## ENTRIES SHOWN
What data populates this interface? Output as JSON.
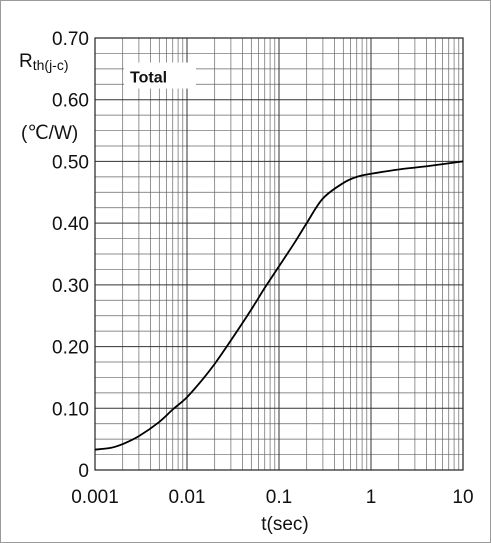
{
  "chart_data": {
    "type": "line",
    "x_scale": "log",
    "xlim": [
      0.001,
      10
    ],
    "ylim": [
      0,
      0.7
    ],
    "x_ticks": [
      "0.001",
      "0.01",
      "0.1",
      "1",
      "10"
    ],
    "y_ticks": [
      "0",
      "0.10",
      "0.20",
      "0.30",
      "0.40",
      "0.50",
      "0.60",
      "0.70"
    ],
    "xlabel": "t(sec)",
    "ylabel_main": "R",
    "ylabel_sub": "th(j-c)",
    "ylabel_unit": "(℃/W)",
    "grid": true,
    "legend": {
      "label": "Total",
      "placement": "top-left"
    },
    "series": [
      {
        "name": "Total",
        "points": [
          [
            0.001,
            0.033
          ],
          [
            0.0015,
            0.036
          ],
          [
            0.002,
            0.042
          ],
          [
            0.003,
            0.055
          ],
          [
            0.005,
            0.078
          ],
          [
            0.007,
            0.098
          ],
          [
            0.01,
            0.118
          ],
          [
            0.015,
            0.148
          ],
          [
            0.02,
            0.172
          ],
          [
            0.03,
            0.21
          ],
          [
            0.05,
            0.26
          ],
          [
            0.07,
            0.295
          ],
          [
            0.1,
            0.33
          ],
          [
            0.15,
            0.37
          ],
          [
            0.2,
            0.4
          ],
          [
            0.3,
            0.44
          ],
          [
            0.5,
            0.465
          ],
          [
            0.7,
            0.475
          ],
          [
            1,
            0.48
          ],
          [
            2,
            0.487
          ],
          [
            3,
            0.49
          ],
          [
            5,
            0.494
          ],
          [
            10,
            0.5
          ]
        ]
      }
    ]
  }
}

--

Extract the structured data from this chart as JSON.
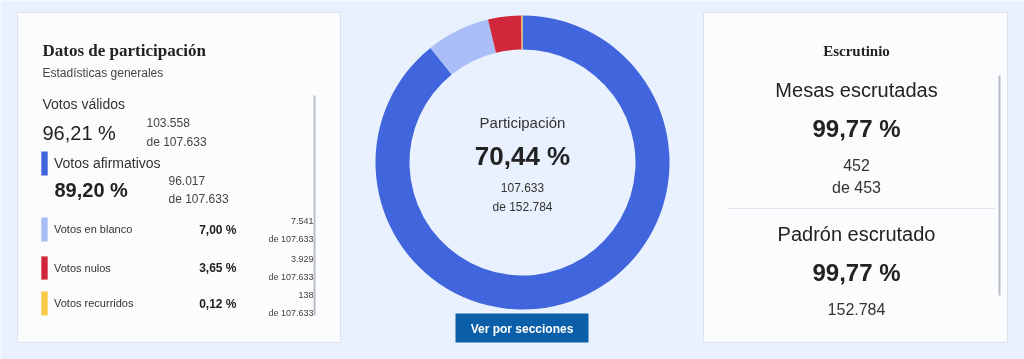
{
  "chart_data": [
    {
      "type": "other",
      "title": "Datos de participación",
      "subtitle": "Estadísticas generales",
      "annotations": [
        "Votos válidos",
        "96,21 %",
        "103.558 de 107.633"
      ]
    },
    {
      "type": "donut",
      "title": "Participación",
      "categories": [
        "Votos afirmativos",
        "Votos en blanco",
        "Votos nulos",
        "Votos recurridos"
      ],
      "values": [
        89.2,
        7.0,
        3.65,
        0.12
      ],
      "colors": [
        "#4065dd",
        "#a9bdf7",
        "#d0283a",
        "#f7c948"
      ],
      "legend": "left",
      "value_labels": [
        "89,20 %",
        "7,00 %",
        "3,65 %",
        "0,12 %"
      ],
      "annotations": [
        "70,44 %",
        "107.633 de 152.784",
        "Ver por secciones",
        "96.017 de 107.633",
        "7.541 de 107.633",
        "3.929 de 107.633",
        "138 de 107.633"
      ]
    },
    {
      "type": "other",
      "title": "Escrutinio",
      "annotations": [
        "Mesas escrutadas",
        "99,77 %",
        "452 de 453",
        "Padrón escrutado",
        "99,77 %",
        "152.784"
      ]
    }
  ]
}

## OBJECTIVE
Your task is to report how many lines of the material include the string "this". Give the number and no other words.

## REPLY TO THE EXERCISE
2